- WHAT IS BEING ASKED: Look through the data and write out every line with the word "territoire" in it.
*** GIVEN RECORDS ***
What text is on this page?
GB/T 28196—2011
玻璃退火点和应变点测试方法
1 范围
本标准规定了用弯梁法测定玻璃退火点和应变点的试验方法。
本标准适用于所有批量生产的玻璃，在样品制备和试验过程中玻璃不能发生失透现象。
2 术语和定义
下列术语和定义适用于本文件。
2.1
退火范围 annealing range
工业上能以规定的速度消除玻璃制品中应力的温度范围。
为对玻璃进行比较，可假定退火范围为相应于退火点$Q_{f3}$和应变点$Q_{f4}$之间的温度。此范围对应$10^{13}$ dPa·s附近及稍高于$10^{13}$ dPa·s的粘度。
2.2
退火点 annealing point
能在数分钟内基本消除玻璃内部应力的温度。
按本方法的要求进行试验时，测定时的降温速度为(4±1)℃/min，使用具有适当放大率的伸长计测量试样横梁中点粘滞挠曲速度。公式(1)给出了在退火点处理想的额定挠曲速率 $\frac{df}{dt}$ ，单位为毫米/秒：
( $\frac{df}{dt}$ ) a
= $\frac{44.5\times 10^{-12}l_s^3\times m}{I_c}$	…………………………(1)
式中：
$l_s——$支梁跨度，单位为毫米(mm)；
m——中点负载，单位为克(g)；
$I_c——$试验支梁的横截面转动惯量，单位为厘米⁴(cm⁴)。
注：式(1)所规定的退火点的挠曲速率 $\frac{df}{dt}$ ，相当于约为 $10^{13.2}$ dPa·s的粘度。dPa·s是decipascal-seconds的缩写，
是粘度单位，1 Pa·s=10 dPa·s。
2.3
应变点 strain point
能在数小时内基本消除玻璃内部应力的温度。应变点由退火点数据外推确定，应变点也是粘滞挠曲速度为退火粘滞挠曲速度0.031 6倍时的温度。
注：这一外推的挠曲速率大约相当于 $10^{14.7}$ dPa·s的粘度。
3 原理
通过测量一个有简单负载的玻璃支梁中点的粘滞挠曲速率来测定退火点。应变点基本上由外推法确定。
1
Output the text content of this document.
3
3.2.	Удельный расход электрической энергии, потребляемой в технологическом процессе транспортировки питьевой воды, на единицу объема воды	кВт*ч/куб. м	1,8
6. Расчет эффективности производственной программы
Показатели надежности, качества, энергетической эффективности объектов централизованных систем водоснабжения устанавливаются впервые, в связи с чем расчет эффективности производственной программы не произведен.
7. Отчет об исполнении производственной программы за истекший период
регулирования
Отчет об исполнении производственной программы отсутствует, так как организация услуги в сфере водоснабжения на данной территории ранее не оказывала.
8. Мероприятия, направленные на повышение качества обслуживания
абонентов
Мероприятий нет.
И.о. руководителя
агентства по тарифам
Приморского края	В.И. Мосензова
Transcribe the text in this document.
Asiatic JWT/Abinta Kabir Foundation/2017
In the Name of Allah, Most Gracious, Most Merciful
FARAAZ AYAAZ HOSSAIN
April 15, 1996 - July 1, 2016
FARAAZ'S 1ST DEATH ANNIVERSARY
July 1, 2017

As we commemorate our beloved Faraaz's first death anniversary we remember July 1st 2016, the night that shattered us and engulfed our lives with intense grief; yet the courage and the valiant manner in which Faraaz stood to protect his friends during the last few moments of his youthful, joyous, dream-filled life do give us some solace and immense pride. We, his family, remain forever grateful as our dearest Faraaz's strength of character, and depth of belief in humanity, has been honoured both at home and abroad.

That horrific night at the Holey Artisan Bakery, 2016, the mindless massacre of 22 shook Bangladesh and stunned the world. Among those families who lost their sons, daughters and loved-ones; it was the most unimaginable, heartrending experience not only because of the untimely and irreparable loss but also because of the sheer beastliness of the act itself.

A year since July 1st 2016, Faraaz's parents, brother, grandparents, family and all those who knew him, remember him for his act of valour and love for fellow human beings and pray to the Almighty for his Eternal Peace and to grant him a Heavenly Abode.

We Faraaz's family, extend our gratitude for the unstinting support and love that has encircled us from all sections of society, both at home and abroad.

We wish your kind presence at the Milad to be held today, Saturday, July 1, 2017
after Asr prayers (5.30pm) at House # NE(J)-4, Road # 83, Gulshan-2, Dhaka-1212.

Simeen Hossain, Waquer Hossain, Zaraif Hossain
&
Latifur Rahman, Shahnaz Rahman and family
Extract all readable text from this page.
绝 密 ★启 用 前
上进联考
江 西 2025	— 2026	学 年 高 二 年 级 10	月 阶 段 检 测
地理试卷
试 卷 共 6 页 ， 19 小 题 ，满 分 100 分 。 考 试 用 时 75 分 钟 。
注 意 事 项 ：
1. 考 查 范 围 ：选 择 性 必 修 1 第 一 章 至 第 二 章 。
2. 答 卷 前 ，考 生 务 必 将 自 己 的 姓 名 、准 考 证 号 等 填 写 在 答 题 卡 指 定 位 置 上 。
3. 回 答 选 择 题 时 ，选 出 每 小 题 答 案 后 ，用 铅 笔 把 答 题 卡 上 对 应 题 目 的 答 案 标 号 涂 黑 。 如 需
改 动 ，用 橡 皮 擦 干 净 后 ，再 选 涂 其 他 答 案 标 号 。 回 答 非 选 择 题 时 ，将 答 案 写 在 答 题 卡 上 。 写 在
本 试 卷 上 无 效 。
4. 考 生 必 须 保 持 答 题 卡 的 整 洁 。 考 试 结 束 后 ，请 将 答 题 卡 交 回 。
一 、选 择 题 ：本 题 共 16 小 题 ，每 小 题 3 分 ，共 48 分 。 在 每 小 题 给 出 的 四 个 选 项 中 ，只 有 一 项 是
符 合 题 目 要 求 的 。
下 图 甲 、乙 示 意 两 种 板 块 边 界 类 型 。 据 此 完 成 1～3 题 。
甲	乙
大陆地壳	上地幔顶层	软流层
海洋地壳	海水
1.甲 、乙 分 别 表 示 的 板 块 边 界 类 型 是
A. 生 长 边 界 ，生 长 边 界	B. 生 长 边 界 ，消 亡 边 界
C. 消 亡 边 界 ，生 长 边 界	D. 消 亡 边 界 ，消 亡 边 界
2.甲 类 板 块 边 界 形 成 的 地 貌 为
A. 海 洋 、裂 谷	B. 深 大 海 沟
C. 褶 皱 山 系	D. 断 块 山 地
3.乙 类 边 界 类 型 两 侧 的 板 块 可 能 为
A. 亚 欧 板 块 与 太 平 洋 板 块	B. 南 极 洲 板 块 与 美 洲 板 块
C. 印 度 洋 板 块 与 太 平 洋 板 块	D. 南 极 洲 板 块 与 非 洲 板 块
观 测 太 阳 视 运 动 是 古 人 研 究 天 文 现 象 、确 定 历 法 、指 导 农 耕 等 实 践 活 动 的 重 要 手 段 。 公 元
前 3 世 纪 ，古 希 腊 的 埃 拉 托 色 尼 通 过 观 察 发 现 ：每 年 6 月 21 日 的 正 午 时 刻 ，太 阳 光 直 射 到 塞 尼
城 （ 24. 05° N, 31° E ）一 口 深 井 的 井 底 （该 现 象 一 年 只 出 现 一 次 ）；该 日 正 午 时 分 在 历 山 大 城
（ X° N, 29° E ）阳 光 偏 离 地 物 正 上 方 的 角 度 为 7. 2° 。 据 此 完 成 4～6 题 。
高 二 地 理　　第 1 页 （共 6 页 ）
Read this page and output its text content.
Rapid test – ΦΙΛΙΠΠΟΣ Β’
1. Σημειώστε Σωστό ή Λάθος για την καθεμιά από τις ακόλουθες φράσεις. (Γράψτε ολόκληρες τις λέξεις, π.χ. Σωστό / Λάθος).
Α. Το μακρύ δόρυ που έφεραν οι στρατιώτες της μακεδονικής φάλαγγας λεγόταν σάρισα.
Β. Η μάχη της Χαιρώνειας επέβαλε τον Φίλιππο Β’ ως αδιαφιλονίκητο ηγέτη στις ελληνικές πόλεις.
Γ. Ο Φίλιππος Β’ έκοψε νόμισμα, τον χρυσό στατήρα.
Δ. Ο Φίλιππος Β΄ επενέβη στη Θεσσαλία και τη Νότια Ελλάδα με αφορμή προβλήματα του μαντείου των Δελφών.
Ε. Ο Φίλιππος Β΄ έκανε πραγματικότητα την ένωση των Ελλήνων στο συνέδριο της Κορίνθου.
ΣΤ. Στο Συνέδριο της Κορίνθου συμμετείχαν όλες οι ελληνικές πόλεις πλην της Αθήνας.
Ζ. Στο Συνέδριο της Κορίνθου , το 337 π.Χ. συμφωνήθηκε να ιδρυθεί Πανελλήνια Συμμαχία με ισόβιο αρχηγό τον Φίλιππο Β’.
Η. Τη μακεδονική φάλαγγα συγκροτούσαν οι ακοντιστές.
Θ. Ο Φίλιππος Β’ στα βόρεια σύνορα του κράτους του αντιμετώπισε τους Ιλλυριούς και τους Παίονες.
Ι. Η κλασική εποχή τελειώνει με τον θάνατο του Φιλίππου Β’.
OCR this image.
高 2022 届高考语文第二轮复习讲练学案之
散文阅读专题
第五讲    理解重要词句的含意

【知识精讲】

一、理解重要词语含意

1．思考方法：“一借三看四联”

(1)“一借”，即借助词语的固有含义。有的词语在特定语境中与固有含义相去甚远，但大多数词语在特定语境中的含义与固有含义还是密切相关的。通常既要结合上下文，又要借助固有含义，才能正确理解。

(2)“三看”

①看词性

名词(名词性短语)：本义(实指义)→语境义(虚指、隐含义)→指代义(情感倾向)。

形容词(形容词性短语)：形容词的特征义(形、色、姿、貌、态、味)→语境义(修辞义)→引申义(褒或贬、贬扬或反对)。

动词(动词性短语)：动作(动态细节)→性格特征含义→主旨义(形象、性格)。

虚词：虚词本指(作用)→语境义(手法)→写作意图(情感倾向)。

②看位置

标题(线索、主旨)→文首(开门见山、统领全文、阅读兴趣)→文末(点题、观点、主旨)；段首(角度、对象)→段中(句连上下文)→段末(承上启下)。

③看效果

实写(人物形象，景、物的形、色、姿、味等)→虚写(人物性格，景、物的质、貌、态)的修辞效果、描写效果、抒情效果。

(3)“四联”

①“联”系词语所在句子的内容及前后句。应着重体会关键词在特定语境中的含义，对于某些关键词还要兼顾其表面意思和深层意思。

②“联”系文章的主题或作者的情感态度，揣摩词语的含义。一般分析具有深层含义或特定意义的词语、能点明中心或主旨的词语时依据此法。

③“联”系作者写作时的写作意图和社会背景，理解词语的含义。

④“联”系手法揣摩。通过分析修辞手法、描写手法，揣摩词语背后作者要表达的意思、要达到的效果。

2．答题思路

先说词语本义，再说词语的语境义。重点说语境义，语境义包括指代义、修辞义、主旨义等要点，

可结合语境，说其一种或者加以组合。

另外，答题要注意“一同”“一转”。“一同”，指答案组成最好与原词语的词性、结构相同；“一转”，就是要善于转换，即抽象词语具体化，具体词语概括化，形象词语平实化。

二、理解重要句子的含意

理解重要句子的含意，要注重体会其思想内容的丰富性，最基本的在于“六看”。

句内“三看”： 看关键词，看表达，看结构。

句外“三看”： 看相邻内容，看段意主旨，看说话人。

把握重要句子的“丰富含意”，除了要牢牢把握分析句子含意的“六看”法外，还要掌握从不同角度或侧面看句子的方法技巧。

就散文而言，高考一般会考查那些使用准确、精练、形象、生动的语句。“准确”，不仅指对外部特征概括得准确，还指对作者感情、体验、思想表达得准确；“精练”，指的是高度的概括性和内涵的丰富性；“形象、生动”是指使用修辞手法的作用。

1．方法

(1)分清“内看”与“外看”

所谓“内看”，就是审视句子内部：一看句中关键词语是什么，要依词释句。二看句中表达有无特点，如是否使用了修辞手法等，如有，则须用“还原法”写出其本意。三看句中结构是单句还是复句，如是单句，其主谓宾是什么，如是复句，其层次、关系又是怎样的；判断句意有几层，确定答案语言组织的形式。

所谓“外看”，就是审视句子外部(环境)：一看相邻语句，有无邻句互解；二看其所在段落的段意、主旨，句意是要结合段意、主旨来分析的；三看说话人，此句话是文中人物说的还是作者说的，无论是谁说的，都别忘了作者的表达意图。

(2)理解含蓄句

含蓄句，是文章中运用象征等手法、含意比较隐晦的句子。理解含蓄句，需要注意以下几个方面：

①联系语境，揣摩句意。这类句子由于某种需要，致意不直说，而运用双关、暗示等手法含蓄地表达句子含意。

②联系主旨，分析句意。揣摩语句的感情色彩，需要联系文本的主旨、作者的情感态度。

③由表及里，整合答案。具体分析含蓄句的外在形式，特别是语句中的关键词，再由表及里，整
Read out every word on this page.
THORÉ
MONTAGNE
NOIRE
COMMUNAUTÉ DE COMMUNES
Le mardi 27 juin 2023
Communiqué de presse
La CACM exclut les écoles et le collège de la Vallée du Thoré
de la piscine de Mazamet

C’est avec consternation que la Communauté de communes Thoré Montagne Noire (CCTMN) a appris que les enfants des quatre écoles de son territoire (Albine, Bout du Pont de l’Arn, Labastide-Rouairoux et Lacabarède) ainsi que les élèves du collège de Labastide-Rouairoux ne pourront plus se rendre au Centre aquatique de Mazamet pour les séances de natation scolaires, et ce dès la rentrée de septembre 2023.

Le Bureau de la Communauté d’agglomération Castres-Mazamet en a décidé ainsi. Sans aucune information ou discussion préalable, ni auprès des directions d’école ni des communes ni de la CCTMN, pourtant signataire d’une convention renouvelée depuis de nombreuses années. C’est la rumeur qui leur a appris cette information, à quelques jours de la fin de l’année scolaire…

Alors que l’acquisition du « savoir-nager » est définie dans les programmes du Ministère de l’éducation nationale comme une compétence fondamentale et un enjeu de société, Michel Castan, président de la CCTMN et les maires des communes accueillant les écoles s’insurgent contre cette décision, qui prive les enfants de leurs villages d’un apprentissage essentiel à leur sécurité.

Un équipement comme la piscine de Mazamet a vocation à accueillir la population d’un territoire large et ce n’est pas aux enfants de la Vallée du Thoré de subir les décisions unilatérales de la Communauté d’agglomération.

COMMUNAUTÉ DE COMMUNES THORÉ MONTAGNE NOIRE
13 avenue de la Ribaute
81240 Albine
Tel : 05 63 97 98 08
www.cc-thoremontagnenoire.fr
***
- ANSWER TO THIS PROBLEM:
C’est avec consternation que la Communauté de communes Thoré Montagne Noire (CCTMN) a appris que les enfants des quatre écoles de son territoire (Albine, Bout du Pont de l’Arn, Labastide-Rouairoux et Lacabarède) ainsi que les élèves du collège de Labastide-Rouairoux ne pourront plus se rendre au Centre aquatique de Mazamet pour les séances de natation scolaires, et ce dès la rentrée de septembre 2023.
Un équipement comme la piscine de Mazamet a vocation à accueillir la population d’un territoire large et ce n’est pas aux enfants de la Vallée du Thoré de subir les décisions unilatérales de la Communauté d’agglomération.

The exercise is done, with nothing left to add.